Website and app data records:

=== Section Start ===

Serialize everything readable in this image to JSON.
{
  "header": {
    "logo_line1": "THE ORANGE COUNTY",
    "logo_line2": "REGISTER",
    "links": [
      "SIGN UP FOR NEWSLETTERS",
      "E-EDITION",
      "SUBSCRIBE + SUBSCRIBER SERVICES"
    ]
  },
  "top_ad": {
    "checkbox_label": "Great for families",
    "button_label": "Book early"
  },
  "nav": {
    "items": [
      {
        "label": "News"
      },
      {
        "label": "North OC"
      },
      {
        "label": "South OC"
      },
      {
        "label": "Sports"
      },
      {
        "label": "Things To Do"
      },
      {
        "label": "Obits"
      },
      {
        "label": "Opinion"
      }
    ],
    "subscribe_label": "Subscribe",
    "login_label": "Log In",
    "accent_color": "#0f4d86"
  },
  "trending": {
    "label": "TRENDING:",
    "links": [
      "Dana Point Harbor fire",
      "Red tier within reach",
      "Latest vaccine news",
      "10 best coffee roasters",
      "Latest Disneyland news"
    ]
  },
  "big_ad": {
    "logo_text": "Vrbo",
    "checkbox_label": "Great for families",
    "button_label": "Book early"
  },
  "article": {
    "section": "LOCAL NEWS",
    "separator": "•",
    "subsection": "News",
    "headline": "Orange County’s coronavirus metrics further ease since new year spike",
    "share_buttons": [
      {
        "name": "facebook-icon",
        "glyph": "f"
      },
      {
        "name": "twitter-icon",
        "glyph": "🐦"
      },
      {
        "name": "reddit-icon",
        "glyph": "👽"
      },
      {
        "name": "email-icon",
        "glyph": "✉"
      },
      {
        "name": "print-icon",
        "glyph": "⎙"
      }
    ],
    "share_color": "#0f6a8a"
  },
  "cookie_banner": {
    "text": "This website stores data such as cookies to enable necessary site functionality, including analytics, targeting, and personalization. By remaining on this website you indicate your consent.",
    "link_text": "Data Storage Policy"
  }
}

=== Section End ===

Problem to solve: What is needed is each line of the data, printed exactly.

Task answer:
Serialize everything readable in this image to JSON.
{
  "header": {
    "logo_line1": "THE ORANGE COUNTY",
    "logo_line2": "REGISTER",
    "links": [
      "SIGN UP FOR NEWSLETTERS",
      "E-EDITION",
      "SUBSCRIBE + SUBSCRIBER SERVICES"
    ]
  },
  "top_ad": {
    "checkbox_label": "Great for families",
    "button_label": "Book early"
  },
  "nav": {
    "items": [
      {
        "label": "News"
      },
      {
        "label": "North OC"
      },
      {
        "label": "South OC"
      },
      {
        "label": "Sports"
      },
      {
        "label": "Things To Do"
      },
      {
        "label": "Obits"
      },
      {
        "label": "Opinion"
      }
    ],
    "subscribe_label": "Subscribe",
    "login_label": "Log In",
    "accent_color": "#0f4d86"
  },
  "trending": {
    "label": "TRENDING:",
    "links": [
      "Dana Point Harbor fire",
      "Red tier within reach",
      "Latest vaccine news",
      "10 best coffee roasters",
      "Latest Disneyland news"
    ]
  },
  "big_ad": {
    "logo_text": "Vrbo",
    "checkbox_label": "Great for families",
    "button_label": "Book early"
  },
  "article": {
    "section": "LOCAL NEWS",
    "separator": "•",
    "subsection": "News",
    "headline": "Orange County’s coronavirus metrics further ease since new year spike",
    "share_buttons": [
      {
        "name": "facebook-icon",
        "glyph": "f"
      },
      {
        "name": "twitter-icon",
        "glyph": "🐦"
      },
      {
        "name": "reddit-icon",
        "glyph": "👽"
      },
      {
        "name": "email-icon",
        "glyph": "✉"
      },
      {
        "name": "print-icon",
        "glyph": "⎙"
      }
    ],
    "share_color": "#0f6a8a"
  },
  "cookie_banner": {
    "text": "This website stores data such as cookies to enable necessary site functionality, including analytics, targeting, and personalization. By remaining on this website you indicate your consent.",
    "link_text": "Data Storage Policy"
  }
}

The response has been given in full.